__本文__:
━━━━━━━━━━━━━━━━━━━━━━━━━━━━━━

サンプル採取及び臨床スコア:各搾乳時に四半分の全てから無菌的に乳サンプルを収集した。6%ウマ血液(v/v)及び0.1%エスクリン(w/v)を含む血液寒天プレートでサンプルを細菌学的に調べ、さらに標準的な方法(International Dairy Federation, 1981)を用いてSCCを決定した。さらにまた、抗体応答についての分析まで乳サンプルを-20℃で保存した。各搾乳時に、乳牛の体温及び乳生産量を測定し、乳腺炎の症状(乳房の硬さ及び乳中の凝塊)について乳牛をモニターした。週に1回、血清における抗体応答の分析のために血液サンプルを収集した。
病理学:組織学的試験のために。3つの異なる水平横断面、すなわち腺の基底、基底と乳槽の中間及び乳腺槽の種々の部位から各四半分の乳腺組織のサンプルを採取した。組織サンプルを4%のホルマリン緩衝液で固定し、パラフィンに包埋した。組織学的試験のために、組織切片を切り出しヘマトキシリン/エオシン染色で染色した。
Claims (12)
- 以下の工程を含む、少なくとも2つのストレプトコッカス・ウベリス株及び/又は血清型に対して免疫応答を誘引することができるストレプトコッカス・ウベリスタンパク質を同定する方法:
a)分泌タンパク質、表面結合タンパク質及び/又は配列番号110、112、114、116、118、120、122、124、126、128、130、132、134、136、138、140、142、144、146、148、150、152、154、156、158、160、162、164、166、168、170、172、174、176、178、180、182、184、186、188、又は190のタンパク質と少なくとも80%の配列同一性を有するタンパク質を同定する工程;
b)少なくとも2つのストレプトコッカス・ウベリス株及び/又は血清型で保存されている、工程a)で同定した少なくとも1つのタンパク質を選択する工程;及び
c)工程b)で選択した少なくとも1つのタンパク質から、第一のストレプトコッカス・ウベリス株及び/又は血清型に感染した動物の抗体及び/又は免疫細胞並びに第二のストレプトコッカス・ウベリス株及び/又は血清型に感染した動物の抗体及び/又は免疫細胞と特異的に結合することができる少なくとも1つのタンパク質を選択する工程。 - 前記分泌タンパク質及び/又は表面結合タンパク質が、ストレプトコッカス・ウベリスのゲノム配列において、分泌及び/又は表面結合タンパク質のモチーフを含む遺伝子を同定することによって同定される、請求項1に記載の方法。

━━━━━━━━━━━━━━━━━━━━━━━━━━━━━━

__作業依頼 A__: 次の(i)〜(iii)が本文の内容と合っているかを、それぞれ「はい」か「いいえ」で答え、判断の根拠となる本文の語句をそのまま引用して添えよ。(i) 乳サンプルは抗体応答の分析まで-20℃で保存された。(ii) 血液サンプルは各搾乳時に収集された。(iii) 組織切片はヘマトキシリン/エオシン染色で染色された。
__作業依頼 B__: ストレプトコッカス・ウベリスのタンパク質を同定する方法についての本文を、最後の文の続きから書き進めよ。
資料の項目はこの作業には関わらない。

━━━━━━━━━━━━━━━━━━━━━━━━━━━━━━

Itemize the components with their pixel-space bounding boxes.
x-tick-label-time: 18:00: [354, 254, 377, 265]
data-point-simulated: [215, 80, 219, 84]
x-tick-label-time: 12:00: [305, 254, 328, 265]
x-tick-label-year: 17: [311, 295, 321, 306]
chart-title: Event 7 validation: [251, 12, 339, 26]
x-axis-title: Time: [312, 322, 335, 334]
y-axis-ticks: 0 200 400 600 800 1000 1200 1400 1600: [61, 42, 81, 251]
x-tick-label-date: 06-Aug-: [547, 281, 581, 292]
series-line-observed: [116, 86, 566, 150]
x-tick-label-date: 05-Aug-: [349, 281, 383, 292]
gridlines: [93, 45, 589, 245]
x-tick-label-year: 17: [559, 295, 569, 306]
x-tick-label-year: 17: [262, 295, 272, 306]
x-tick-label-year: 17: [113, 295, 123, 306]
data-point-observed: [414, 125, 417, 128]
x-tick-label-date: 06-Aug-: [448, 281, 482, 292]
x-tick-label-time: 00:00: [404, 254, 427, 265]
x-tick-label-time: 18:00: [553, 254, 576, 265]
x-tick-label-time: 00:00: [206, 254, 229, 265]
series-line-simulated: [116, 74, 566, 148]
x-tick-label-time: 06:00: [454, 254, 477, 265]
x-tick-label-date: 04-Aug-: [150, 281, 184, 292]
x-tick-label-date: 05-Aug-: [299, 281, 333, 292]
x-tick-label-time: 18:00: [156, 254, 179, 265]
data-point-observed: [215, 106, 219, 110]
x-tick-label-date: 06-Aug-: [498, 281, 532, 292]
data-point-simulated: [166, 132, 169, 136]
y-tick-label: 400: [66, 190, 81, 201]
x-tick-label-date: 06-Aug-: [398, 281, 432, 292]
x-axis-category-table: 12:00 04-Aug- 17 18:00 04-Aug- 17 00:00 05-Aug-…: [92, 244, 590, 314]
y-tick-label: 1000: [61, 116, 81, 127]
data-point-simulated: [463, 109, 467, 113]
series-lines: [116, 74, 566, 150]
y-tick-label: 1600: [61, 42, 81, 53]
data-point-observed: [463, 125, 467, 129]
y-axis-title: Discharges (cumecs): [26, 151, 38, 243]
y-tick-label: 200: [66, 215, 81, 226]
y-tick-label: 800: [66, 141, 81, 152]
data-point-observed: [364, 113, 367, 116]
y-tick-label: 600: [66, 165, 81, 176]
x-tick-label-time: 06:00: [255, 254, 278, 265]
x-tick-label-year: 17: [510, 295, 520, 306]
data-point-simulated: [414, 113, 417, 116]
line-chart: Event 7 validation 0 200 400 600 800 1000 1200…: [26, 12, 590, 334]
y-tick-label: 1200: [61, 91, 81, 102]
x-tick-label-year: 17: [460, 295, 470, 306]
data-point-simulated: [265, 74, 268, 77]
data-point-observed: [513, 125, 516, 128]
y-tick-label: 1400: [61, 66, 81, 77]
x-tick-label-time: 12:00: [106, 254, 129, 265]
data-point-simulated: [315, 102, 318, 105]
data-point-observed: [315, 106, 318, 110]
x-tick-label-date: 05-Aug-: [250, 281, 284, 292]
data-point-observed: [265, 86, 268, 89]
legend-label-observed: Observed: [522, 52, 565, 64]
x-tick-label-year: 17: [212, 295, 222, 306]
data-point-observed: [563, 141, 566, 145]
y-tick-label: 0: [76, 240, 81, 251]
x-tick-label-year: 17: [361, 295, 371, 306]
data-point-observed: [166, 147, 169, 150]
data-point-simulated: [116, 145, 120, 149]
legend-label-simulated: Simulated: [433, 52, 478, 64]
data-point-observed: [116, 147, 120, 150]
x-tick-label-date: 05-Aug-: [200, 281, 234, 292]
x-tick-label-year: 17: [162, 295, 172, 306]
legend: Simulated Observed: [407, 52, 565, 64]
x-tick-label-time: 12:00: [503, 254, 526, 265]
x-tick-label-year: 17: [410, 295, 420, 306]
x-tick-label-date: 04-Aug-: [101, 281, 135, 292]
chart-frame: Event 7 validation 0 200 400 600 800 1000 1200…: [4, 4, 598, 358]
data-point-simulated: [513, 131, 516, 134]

━━━━━━━━━━━━━━━━━━━━━━━━━━━━━━

__解答欄 A__:
(i) はい。「抗体応答についての分析まで乳サンプルを-20℃で保存した」
(ii) いいえ。「週に1回、血清における抗体応答の分析のために血液サンプルを収集した」
(iii) はい。「組織切片を切り出しヘマトキシリン/エオシン染色で染色した」

__解答欄 B__:
- 配列番号110、112、114、116、118、120、122、124、126、128、130、132、134、136、138、140、142、144、146、148、150、152、154、156、158、160、162、164、166、168、170、172、174、176、178、180、182、184、186、188、又は190のタンパク質と少なくとも80%の配列同一性を有する前記タンパク質が、ストレプトコッカス・ウベリスのゲノム配列において、配列番号110、112、114、116、118、120、122、124、126、128、130、132、134、136、138、140、142、144、146、148、150、152、154、156、158、160、162、164、166、168、170、172、174、176、178、180、182、184、186、188、又は190のタンパク質と少なくとも80%の配列同一性を有するタンパク質を同定することによって同定される、請求項1又は2に記載の方法。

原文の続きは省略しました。